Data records
________________________

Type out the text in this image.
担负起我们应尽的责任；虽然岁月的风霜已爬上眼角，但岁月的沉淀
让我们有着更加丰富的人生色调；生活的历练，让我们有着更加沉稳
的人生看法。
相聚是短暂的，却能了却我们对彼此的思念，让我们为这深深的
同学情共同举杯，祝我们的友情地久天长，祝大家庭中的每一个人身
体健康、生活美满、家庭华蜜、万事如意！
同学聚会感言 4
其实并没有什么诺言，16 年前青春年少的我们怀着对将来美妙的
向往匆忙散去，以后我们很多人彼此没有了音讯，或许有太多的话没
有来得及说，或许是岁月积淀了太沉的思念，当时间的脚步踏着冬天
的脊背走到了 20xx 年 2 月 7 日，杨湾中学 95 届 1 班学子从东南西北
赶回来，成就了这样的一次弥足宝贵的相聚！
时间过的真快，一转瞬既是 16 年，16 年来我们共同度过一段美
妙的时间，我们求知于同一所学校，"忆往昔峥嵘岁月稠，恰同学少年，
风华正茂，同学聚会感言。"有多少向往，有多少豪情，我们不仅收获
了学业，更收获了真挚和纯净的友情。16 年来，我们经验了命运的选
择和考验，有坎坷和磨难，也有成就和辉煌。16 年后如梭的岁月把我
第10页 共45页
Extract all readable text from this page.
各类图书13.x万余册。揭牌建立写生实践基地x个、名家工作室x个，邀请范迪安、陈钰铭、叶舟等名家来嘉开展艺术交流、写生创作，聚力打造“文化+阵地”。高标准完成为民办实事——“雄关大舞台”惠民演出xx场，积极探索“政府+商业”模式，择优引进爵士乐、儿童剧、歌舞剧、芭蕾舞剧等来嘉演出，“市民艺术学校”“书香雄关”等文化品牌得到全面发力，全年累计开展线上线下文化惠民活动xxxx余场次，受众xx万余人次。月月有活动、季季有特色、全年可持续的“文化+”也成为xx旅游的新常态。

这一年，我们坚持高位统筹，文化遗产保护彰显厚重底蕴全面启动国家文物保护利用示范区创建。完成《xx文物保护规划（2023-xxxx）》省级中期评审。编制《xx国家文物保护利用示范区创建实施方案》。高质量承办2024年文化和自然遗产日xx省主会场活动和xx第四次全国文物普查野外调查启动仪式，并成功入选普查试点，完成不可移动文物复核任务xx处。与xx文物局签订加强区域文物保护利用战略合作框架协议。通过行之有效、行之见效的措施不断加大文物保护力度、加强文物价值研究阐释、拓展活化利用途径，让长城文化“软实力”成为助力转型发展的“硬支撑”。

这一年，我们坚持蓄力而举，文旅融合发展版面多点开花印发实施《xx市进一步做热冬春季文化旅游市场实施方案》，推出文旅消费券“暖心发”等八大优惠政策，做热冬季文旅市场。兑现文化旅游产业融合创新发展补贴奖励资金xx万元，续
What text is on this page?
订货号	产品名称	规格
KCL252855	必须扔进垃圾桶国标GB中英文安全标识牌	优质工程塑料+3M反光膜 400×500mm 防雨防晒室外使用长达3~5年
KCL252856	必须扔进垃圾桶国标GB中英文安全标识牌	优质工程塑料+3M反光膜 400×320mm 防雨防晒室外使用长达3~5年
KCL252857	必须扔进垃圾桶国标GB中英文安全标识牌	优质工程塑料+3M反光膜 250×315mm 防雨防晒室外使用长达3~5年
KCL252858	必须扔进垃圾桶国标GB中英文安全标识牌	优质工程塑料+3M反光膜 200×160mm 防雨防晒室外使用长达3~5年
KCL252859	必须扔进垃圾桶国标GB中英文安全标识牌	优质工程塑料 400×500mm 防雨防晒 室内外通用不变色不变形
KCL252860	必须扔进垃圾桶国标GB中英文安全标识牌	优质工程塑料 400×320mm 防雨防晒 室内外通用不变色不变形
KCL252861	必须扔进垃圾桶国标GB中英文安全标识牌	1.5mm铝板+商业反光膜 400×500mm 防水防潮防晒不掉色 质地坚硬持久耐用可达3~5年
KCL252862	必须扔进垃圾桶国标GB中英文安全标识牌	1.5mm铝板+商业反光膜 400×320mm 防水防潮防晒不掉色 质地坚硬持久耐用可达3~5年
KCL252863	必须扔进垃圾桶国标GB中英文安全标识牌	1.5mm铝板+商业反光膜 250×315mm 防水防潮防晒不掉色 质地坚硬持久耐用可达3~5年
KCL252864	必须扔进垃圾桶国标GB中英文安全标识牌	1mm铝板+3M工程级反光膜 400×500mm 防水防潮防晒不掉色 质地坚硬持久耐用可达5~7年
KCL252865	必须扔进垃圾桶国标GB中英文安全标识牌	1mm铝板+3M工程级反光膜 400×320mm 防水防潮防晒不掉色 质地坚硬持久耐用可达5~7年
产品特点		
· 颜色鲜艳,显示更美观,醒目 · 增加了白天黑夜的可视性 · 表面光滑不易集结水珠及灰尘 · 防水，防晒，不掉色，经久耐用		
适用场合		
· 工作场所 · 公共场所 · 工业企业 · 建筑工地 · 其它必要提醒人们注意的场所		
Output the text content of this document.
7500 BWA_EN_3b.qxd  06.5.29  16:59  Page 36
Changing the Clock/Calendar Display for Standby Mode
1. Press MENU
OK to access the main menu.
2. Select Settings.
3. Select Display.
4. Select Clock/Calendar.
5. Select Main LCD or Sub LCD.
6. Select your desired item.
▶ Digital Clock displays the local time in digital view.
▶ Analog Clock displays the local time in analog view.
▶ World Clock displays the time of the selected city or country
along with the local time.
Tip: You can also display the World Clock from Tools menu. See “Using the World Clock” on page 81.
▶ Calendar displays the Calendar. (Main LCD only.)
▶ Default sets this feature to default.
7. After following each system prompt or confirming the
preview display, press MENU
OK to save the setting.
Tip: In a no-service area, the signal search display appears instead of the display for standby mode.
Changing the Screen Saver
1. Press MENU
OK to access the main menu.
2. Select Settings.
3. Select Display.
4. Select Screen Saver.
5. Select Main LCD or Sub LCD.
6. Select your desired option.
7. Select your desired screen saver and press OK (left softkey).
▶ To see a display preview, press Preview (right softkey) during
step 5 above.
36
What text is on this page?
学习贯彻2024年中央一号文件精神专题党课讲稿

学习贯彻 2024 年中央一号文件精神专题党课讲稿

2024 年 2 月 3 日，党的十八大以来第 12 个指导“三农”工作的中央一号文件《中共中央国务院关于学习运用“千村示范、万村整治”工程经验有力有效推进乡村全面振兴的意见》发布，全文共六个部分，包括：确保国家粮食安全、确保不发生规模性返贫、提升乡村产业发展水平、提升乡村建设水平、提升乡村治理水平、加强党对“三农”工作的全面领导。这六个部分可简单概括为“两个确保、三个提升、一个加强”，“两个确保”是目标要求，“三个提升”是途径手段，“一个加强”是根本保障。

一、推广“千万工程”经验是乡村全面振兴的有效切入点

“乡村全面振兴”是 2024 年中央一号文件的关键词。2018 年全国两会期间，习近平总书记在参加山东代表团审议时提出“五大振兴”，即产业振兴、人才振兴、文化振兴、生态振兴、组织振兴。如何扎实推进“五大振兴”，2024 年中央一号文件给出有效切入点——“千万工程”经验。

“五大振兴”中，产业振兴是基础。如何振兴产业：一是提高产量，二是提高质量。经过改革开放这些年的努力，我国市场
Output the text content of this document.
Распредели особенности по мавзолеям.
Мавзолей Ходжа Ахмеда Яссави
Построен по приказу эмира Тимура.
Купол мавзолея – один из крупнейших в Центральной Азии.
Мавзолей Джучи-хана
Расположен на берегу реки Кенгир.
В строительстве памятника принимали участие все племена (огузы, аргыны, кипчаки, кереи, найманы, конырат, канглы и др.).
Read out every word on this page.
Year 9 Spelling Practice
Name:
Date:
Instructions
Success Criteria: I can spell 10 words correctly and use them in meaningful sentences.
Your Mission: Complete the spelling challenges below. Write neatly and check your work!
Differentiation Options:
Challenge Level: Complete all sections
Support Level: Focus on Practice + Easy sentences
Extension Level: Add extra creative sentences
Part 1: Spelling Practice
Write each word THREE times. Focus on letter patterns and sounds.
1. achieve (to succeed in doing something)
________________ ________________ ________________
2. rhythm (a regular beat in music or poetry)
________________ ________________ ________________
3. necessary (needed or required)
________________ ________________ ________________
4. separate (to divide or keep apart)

________________________

### TASK DETAILS:
Look for lines containing the string "displays" and copy them all.

### SOLUTION TO THIS PROBLEM:
▶ Digital Clock displays the local time in digital view.
▶ Analog Clock displays the local time in analog view.
▶ World Clock displays the time of the selected city or country
▶ Calendar displays the Calendar. (Main LCD only.)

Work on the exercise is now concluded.